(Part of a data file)
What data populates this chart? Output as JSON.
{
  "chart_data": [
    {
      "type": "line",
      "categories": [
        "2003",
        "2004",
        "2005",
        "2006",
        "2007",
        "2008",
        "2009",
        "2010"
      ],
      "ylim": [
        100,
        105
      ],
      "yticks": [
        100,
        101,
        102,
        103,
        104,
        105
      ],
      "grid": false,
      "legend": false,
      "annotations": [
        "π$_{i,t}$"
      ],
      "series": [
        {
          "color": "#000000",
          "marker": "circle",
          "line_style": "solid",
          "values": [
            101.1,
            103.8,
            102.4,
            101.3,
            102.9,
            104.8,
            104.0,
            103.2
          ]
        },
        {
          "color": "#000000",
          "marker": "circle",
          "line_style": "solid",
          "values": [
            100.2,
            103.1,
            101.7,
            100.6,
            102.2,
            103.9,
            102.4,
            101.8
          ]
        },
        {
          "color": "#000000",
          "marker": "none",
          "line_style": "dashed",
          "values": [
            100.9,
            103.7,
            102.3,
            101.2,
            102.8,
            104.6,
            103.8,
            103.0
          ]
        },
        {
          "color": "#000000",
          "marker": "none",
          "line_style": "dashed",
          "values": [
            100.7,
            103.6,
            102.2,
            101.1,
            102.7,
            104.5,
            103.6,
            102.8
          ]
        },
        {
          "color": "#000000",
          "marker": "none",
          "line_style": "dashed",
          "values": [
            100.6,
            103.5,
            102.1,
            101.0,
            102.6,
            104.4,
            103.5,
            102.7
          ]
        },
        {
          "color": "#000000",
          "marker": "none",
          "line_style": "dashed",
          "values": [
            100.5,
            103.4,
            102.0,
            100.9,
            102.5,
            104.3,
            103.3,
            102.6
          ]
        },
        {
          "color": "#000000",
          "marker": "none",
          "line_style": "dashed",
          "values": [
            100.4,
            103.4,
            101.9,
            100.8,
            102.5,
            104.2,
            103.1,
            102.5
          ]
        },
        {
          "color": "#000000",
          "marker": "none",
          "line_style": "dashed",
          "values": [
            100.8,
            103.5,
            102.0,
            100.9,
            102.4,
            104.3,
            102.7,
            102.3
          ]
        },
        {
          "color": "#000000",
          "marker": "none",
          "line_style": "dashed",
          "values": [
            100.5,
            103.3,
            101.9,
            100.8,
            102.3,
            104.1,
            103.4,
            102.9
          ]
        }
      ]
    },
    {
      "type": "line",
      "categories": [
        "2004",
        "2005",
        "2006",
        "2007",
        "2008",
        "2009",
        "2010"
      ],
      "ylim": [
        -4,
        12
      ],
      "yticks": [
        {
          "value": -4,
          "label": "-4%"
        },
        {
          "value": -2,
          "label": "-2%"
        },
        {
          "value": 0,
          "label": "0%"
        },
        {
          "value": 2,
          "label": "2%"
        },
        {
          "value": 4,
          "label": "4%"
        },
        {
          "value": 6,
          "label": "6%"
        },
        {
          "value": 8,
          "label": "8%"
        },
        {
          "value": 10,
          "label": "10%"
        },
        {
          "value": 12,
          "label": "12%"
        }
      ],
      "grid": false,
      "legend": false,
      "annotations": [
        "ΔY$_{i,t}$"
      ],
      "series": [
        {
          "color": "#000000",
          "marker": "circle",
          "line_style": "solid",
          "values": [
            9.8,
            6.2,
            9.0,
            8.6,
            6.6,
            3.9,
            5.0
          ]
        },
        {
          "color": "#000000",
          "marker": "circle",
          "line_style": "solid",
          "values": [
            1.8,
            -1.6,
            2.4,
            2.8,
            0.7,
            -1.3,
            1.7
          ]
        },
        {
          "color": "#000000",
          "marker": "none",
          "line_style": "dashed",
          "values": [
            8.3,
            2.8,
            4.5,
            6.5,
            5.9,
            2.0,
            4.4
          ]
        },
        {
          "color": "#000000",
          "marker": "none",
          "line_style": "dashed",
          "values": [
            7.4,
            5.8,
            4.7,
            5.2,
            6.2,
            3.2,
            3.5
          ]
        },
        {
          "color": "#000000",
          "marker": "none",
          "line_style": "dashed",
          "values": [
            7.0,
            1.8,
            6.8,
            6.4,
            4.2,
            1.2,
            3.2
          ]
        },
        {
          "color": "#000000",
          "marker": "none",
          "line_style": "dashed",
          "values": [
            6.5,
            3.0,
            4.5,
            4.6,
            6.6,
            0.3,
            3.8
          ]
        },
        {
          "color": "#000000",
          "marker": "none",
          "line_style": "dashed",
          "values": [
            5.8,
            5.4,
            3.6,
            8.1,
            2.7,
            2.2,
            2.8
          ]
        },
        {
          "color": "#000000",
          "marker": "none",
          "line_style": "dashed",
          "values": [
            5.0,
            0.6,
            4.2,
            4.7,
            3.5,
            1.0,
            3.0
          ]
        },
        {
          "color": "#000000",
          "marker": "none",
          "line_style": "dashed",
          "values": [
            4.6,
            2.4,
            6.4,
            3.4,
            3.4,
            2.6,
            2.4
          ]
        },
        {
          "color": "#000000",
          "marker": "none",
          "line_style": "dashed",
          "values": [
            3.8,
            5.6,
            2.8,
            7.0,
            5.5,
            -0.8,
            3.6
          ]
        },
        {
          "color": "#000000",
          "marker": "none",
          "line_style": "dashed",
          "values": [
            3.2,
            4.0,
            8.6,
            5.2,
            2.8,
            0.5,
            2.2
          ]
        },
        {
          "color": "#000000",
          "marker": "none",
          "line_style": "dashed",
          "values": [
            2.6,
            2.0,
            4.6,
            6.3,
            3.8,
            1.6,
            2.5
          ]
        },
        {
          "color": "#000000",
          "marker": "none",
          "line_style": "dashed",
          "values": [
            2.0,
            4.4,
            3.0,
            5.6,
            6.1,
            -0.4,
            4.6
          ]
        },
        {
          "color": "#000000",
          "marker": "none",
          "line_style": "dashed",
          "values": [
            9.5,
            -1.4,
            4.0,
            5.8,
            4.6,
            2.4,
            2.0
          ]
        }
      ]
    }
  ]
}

Problem: Take the listing above and set it down exactly.

Expected output:
What data populates this chart? Output as JSON.
{
  "chart_data": [
    {
      "type": "line",
      "categories": [
        "2003",
        "2004",
        "2005",
        "2006",
        "2007",
        "2008",
        "2009",
        "2010"
      ],
      "ylim": [
        100,
        105
      ],
      "yticks": [
        100,
        101,
        102,
        103,
        104,
        105
      ],
      "grid": false,
      "legend": false,
      "annotations": [
        "π$_{i,t}$"
      ],
      "series": [
        {
          "color": "#000000",
          "marker": "circle",
          "line_style": "solid",
          "values": [
            101.1,
            103.8,
            102.4,
            101.3,
            102.9,
            104.8,
            104.0,
            103.2
          ]
        },
        {
          "color": "#000000",
          "marker": "circle",
          "line_style": "solid",
          "values": [
            100.2,
            103.1,
            101.7,
            100.6,
            102.2,
            103.9,
            102.4,
            101.8
          ]
        },
        {
          "color": "#000000",
          "marker": "none",
          "line_style": "dashed",
          "values": [
            100.9,
            103.7,
            102.3,
            101.2,
            102.8,
            104.6,
            103.8,
            103.0
          ]
        },
        {
          "color": "#000000",
          "marker": "none",
          "line_style": "dashed",
          "values": [
            100.7,
            103.6,
            102.2,
            101.1,
            102.7,
            104.5,
            103.6,
            102.8
          ]
        },
        {
          "color": "#000000",
          "marker": "none",
          "line_style": "dashed",
          "values": [
            100.6,
            103.5,
            102.1,
            101.0,
            102.6,
            104.4,
            103.5,
            102.7
          ]
        },
        {
          "color": "#000000",
          "marker": "none",
          "line_style": "dashed",
          "values": [
            100.5,
            103.4,
            102.0,
            100.9,
            102.5,
            104.3,
            103.3,
            102.6
          ]
        },
        {
          "color": "#000000",
          "marker": "none",
          "line_style": "dashed",
          "values": [
            100.4,
            103.4,
            101.9,
            100.8,
            102.5,
            104.2,
            103.1,
            102.5
          ]
        },
        {
          "color": "#000000",
          "marker": "none",
          "line_style": "dashed",
          "values": [
            100.8,
            103.5,
            102.0,
            100.9,
            102.4,
            104.3,
            102.7,
            102.3
          ]
        },
        {
          "color": "#000000",
          "marker": "none",
          "line_style": "dashed",
          "values": [
            100.5,
            103.3,
            101.9,
            100.8,
            102.3,
            104.1,
            103.4,
            102.9
          ]
        }
      ]
    },
    {
      "type": "line",
      "categories": [
        "2004",
        "2005",
        "2006",
        "2007",
        "2008",
        "2009",
        "2010"
      ],
      "ylim": [
        -4,
        12
      ],
      "yticks": [
        {
          "value": -4,
          "label": "-4%"
        },
        {
          "value": -2,
          "label": "-2%"
        },
        {
          "value": 0,
          "label": "0%"
        },
        {
          "value": 2,
          "label": "2%"
        },
        {
          "value": 4,
          "label": "4%"
        },
        {
          "value": 6,
          "label": "6%"
        },
        {
          "value": 8,
          "label": "8%"
        },
        {
          "value": 10,
          "label": "10%"
        },
        {
          "value": 12,
          "label": "12%"
        }
      ],
      "grid": false,
      "legend": false,
      "annotations": [
        "ΔY$_{i,t}$"
      ],
      "series": [
        {
          "color": "#000000",
          "marker": "circle",
          "line_style": "solid",
          "values": [
            9.8,
            6.2,
            9.0,
            8.6,
            6.6,
            3.9,
            5.0
          ]
        },
        {
          "color": "#000000",
          "marker": "circle",
          "line_style": "solid",
          "values": [
            1.8,
            -1.6,
            2.4,
            2.8,
            0.7,
            -1.3,
            1.7
          ]
        },
        {
          "color": "#000000",
          "marker": "none",
          "line_style": "dashed",
          "values": [
            8.3,
            2.8,
            4.5,
            6.5,
            5.9,
            2.0,
            4.4
          ]
        },
        {
          "color": "#000000",
          "marker": "none",
          "line_style": "dashed",
          "values": [
            7.4,
            5.8,
            4.7,
            5.2,
            6.2,
            3.2,
            3.5
          ]
        },
        {
          "color": "#000000",
          "marker": "none",
          "line_style": "dashed",
          "values": [
            7.0,
            1.8,
            6.8,
            6.4,
            4.2,
            1.2,
            3.2
          ]
        },
        {
          "color": "#000000",
          "marker": "none",
          "line_style": "dashed",
          "values": [
            6.5,
            3.0,
            4.5,
            4.6,
            6.6,
            0.3,
            3.8
          ]
        },
        {
          "color": "#000000",
          "marker": "none",
          "line_style": "dashed",
          "values": [
            5.8,
            5.4,
            3.6,
            8.1,
            2.7,
            2.2,
            2.8
          ]
        },
        {
          "color": "#000000",
          "marker": "none",
          "line_style": "dashed",
          "values": [
            5.0,
            0.6,
            4.2,
            4.7,
            3.5,
            1.0,
            3.0
          ]
        },
        {
          "color": "#000000",
          "marker": "none",
          "line_style": "dashed",
          "values": [
            4.6,
            2.4,
            6.4,
            3.4,
            3.4,
            2.6,
            2.4
          ]
        },
        {
          "color": "#000000",
          "marker": "none",
          "line_style": "dashed",
          "values": [
            3.8,
            5.6,
            2.8,
            7.0,
            5.5,
            -0.8,
            3.6
          ]
        },
        {
          "color": "#000000",
          "marker": "none",
          "line_style": "dashed",
          "values": [
            3.2,
            4.0,
            8.6,
            5.2,
            2.8,
            0.5,
            2.2
          ]
        },
        {
          "color": "#000000",
          "marker": "none",
          "line_style": "dashed",
          "values": [
            2.6,
            2.0,
            4.6,
            6.3,
            3.8,
            1.6,
            2.5
          ]
        },
        {
          "color": "#000000",
          "marker": "none",
          "line_style": "dashed",
          "values": [
            2.0,
            4.4,
            3.0,
            5.6,
            6.1,
            -0.4,
            4.6
          ]
        },
        {
          "color": "#000000",
          "marker": "none",
          "line_style": "dashed",
          "values": [
            9.5,
            -1.4,
            4.0,
            5.8,
            4.6,
            2.4,
            2.0
          ]
        }
      ]
    }
  ]
}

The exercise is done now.